### Given data

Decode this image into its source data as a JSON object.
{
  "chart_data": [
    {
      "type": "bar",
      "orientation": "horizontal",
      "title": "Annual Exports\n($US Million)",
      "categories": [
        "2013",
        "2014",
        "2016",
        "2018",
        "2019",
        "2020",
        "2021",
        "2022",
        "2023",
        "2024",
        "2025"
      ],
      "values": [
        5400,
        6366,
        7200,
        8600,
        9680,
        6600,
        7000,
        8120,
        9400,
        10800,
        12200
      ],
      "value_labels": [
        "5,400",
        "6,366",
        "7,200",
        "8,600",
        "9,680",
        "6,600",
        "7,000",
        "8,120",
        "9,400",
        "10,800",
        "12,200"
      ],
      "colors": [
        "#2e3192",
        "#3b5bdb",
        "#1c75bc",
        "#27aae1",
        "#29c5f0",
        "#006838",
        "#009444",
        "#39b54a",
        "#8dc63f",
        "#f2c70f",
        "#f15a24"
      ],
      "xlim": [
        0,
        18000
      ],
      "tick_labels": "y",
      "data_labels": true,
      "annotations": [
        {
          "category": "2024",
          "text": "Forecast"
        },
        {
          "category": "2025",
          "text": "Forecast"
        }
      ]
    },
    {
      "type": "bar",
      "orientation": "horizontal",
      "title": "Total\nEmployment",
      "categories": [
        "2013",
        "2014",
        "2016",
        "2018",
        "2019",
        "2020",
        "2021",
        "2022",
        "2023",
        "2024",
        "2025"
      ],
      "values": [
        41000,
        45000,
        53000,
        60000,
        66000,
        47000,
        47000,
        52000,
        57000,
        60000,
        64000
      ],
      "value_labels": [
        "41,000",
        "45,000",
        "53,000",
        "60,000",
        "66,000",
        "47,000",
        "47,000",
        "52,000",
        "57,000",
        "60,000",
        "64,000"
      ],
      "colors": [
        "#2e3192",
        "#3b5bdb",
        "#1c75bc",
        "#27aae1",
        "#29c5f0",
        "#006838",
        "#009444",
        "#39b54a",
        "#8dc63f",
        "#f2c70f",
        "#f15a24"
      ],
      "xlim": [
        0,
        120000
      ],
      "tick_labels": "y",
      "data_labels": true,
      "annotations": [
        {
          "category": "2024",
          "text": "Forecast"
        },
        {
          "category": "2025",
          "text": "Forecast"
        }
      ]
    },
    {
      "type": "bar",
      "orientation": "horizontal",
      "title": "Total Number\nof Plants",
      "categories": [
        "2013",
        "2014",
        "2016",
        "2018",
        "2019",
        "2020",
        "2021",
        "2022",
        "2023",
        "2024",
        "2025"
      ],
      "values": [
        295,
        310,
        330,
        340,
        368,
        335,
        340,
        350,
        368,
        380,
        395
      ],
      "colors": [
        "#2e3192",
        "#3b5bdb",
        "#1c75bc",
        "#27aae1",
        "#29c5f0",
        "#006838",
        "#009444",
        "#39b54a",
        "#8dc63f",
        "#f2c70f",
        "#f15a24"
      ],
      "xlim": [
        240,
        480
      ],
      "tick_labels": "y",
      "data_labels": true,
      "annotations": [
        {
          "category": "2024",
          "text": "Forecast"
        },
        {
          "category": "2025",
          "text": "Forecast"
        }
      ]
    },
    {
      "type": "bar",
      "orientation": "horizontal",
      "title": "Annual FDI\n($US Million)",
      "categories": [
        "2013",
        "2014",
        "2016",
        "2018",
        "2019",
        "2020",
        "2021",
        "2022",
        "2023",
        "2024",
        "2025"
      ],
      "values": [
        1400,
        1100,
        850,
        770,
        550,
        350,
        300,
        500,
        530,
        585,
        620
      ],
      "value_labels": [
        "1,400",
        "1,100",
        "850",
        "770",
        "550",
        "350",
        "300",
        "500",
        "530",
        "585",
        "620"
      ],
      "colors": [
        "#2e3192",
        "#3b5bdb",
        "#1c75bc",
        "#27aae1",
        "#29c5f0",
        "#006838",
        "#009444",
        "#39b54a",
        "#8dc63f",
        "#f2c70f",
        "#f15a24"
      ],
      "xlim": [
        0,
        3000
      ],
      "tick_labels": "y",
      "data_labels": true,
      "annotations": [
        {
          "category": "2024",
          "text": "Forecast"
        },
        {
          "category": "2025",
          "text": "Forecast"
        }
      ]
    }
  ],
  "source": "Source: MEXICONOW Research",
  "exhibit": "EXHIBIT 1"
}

######

Task objective - Please repeat the listing exactly, with nothing left out.

Output for this task -
Decode this image into its source data as a JSON object.
{
  "chart_data": [
    {
      "type": "bar",
      "orientation": "horizontal",
      "title": "Annual Exports\n($US Million)",
      "categories": [
        "2013",
        "2014",
        "2016",
        "2018",
        "2019",
        "2020",
        "2021",
        "2022",
        "2023",
        "2024",
        "2025"
      ],
      "values": [
        5400,
        6366,
        7200,
        8600,
        9680,
        6600,
        7000,
        8120,
        9400,
        10800,
        12200
      ],
      "value_labels": [
        "5,400",
        "6,366",
        "7,200",
        "8,600",
        "9,680",
        "6,600",
        "7,000",
        "8,120",
        "9,400",
        "10,800",
        "12,200"
      ],
      "colors": [
        "#2e3192",
        "#3b5bdb",
        "#1c75bc",
        "#27aae1",
        "#29c5f0",
        "#006838",
        "#009444",
        "#39b54a",
        "#8dc63f",
        "#f2c70f",
        "#f15a24"
      ],
      "xlim": [
        0,
        18000
      ],
      "tick_labels": "y",
      "data_labels": true,
      "annotations": [
        {
          "category": "2024",
          "text": "Forecast"
        },
        {
          "category": "2025",
          "text": "Forecast"
        }
      ]
    },
    {
      "type": "bar",
      "orientation": "horizontal",
      "title": "Total\nEmployment",
      "categories": [
        "2013",
        "2014",
        "2016",
        "2018",
        "2019",
        "2020",
        "2021",
        "2022",
        "2023",
        "2024",
        "2025"
      ],
      "values": [
        41000,
        45000,
        53000,
        60000,
        66000,
        47000,
        47000,
        52000,
        57000,
        60000,
        64000
      ],
      "value_labels": [
        "41,000",
        "45,000",
        "53,000",
        "60,000",
        "66,000",
        "47,000",
        "47,000",
        "52,000",
        "57,000",
        "60,000",
        "64,000"
      ],
      "colors": [
        "#2e3192",
        "#3b5bdb",
        "#1c75bc",
        "#27aae1",
        "#29c5f0",
        "#006838",
        "#009444",
        "#39b54a",
        "#8dc63f",
        "#f2c70f",
        "#f15a24"
      ],
      "xlim": [
        0,
        120000
      ],
      "tick_labels": "y",
      "data_labels": true,
      "annotations": [
        {
          "category": "2024",
          "text": "Forecast"
        },
        {
          "category": "2025",
          "text": "Forecast"
        }
      ]
    },
    {
      "type": "bar",
      "orientation": "horizontal",
      "title": "Total Number\nof Plants",
      "categories": [
        "2013",
        "2014",
        "2016",
        "2018",
        "2019",
        "2020",
        "2021",
        "2022",
        "2023",
        "2024",
        "2025"
      ],
      "values": [
        295,
        310,
        330,
        340,
        368,
        335,
        340,
        350,
        368,
        380,
        395
      ],
      "colors": [
        "#2e3192",
        "#3b5bdb",
        "#1c75bc",
        "#27aae1",
        "#29c5f0",
        "#006838",
        "#009444",
        "#39b54a",
        "#8dc63f",
        "#f2c70f",
        "#f15a24"
      ],
      "xlim": [
        240,
        480
      ],
      "tick_labels": "y",
      "data_labels": true,
      "annotations": [
        {
          "category": "2024",
          "text": "Forecast"
        },
        {
          "category": "2025",
          "text": "Forecast"
        }
      ]
    },
    {
      "type": "bar",
      "orientation": "horizontal",
      "title": "Annual FDI\n($US Million)",
      "categories": [
        "2013",
        "2014",
        "2016",
        "2018",
        "2019",
        "2020",
        "2021",
        "2022",
        "2023",
        "2024",
        "2025"
      ],
      "values": [
        1400,
        1100,
        850,
        770,
        550,
        350,
        300,
        500,
        530,
        585,
        620
      ],
      "value_labels": [
        "1,400",
        "1,100",
        "850",
        "770",
        "550",
        "350",
        "300",
        "500",
        "530",
        "585",
        "620"
      ],
      "colors": [
        "#2e3192",
        "#3b5bdb",
        "#1c75bc",
        "#27aae1",
        "#29c5f0",
        "#006838",
        "#009444",
        "#39b54a",
        "#8dc63f",
        "#f2c70f",
        "#f15a24"
      ],
      "xlim": [
        0,
        3000
      ],
      "tick_labels": "y",
      "data_labels": true,
      "annotations": [
        {
          "category": "2024",
          "text": "Forecast"
        },
        {
          "category": "2025",
          "text": "Forecast"
        }
      ]
    }
  ],
  "source": "Source: MEXICONOW Research",
  "exhibit": "EXHIBIT 1"
}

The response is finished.